EXERCISE REQUIREMENTS >> Copy out the entries below, switching every "elements" to "components" and keeping everything else the same. Leave the pictures out of your answer.
Start of LISTED ENTRIES
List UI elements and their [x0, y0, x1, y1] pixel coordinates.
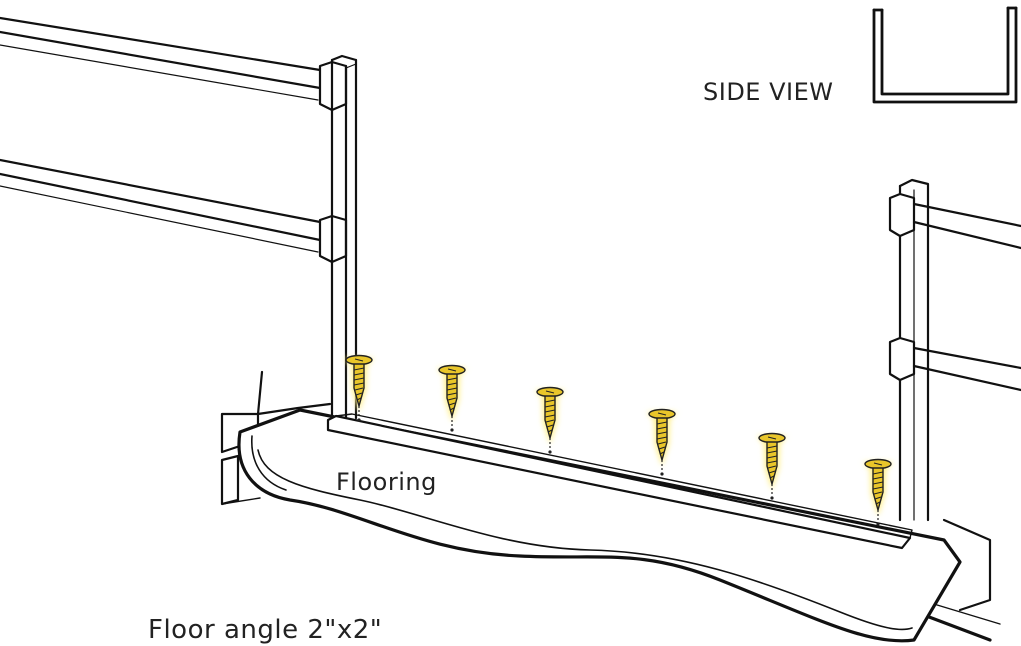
screw-icon	[344, 354, 374, 423]
right-guardrail	[888, 178, 1021, 522]
flooring-label: Flooring	[336, 468, 437, 496]
side-view-profile	[872, 6, 1018, 104]
screw-icon	[437, 364, 467, 433]
left-guardrail	[0, 16, 358, 422]
floor-angle-label: Floor angle 2"x2"	[148, 615, 382, 645]
floor-angle-strip	[326, 413, 913, 550]
screw-icon	[535, 386, 565, 455]
screw-icon	[863, 458, 893, 527]
screw-icon	[757, 432, 787, 501]
side-view-label: SIDE VIEW	[703, 78, 833, 106]
screw-icon	[647, 408, 677, 477]
flooring-slab	[237, 408, 962, 643]
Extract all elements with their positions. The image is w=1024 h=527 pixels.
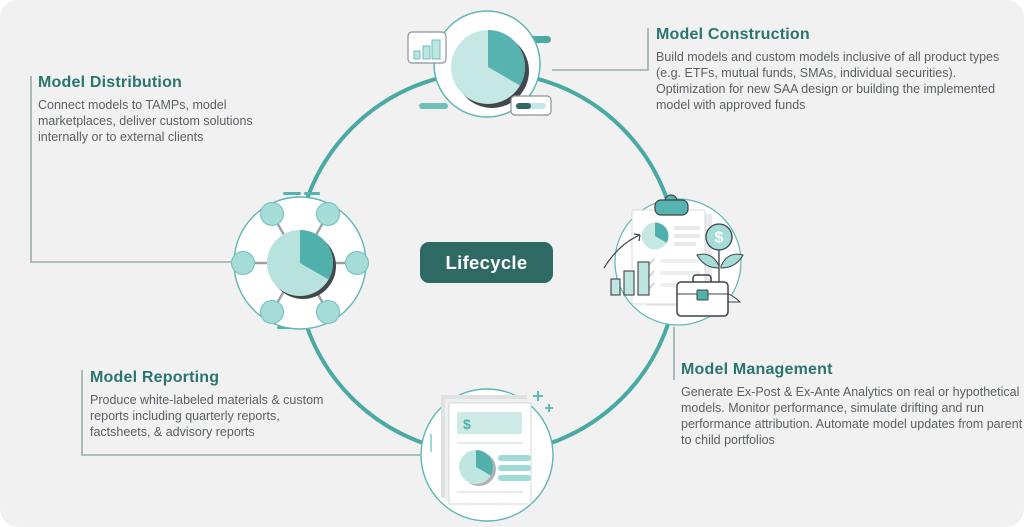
End of LISTED ENTRIES
ANSWER TO THE EXERCISE >>
List UI components and their [x0, y0, x1, y1] pixel coordinates.
screw-icon	[344, 354, 374, 423]
right-guardrail	[888, 178, 1021, 522]
flooring-label: Flooring	[336, 468, 437, 496]
side-view-profile	[872, 6, 1018, 104]
screw-icon	[437, 364, 467, 433]
left-guardrail	[0, 16, 358, 422]
floor-angle-label: Floor angle 2"x2"	[148, 615, 382, 645]
floor-angle-strip	[326, 413, 913, 550]
screw-icon	[535, 386, 565, 455]
screw-icon	[863, 458, 893, 527]
screw-icon	[757, 432, 787, 501]
side-view-label: SIDE VIEW	[703, 78, 833, 106]
screw-icon	[647, 408, 677, 477]
flooring-slab	[237, 408, 962, 643]
Extract all components with their positions. The image is w=1024 h=527 pixels.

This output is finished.